● **Instructions to follow**: Filter the records below for the word "color". Copy each line that holds it.

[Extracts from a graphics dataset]

— BEGIN —

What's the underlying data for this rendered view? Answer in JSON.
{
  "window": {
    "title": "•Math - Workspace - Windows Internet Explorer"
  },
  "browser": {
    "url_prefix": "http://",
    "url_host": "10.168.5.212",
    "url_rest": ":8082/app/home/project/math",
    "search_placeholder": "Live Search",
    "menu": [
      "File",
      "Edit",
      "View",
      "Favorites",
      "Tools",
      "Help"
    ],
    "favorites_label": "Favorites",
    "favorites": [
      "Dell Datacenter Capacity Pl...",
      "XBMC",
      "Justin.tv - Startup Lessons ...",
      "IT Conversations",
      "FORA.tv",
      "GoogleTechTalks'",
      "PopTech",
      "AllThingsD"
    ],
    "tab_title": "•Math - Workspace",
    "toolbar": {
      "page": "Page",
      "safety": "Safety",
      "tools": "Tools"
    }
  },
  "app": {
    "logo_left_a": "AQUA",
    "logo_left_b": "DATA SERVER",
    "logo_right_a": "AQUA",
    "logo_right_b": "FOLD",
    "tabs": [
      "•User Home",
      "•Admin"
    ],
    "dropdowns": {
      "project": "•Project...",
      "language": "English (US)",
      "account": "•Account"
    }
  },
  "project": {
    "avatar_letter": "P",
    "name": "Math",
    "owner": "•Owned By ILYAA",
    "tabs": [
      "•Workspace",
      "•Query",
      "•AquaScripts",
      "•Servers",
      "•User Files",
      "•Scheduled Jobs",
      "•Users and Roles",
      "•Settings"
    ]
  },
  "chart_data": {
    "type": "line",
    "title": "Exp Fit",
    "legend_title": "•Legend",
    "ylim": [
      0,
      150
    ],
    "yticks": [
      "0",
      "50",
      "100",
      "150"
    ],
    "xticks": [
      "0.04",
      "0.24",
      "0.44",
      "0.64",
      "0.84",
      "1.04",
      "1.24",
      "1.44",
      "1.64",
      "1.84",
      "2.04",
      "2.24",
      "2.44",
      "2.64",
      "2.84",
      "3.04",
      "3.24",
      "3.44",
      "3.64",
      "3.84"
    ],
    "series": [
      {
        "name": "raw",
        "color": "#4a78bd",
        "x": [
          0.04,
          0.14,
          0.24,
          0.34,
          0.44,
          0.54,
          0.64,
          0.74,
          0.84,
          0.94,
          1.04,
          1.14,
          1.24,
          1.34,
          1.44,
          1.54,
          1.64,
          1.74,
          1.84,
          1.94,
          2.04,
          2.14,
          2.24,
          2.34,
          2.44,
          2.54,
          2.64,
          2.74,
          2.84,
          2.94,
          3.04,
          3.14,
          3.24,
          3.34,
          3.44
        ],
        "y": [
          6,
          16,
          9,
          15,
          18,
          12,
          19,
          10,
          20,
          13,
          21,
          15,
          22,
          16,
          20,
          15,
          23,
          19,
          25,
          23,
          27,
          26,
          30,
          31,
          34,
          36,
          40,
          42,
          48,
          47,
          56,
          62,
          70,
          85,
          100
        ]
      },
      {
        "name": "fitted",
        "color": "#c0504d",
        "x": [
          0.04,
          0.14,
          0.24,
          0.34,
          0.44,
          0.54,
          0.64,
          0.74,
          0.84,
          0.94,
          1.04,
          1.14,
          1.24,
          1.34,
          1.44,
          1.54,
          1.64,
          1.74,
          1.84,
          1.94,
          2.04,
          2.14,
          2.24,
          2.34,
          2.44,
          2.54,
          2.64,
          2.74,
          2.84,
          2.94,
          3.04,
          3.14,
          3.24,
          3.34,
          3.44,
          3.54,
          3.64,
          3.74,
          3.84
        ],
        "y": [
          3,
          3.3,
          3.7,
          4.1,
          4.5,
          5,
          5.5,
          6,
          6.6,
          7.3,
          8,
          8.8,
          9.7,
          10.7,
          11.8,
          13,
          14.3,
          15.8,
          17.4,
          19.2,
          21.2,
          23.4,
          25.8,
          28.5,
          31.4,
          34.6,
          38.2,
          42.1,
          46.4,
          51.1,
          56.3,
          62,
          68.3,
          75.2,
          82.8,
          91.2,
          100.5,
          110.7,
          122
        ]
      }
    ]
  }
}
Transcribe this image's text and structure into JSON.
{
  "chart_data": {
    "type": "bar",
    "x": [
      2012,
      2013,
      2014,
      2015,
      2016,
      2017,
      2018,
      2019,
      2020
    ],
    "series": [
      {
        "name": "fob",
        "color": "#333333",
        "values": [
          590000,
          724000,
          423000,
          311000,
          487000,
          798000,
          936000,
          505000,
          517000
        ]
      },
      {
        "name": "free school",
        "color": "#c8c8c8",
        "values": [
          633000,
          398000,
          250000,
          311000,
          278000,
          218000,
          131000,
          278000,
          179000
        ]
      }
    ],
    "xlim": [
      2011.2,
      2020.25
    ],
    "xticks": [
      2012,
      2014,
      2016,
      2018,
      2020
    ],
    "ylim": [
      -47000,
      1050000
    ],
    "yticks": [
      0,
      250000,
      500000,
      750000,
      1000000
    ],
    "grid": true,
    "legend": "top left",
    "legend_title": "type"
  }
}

— END —

● **Response for this exercise**:
        "color": "#4a78bd",
        "color": "#c0504d",
        "color": "#333333",
        "color": "#c8c8c8",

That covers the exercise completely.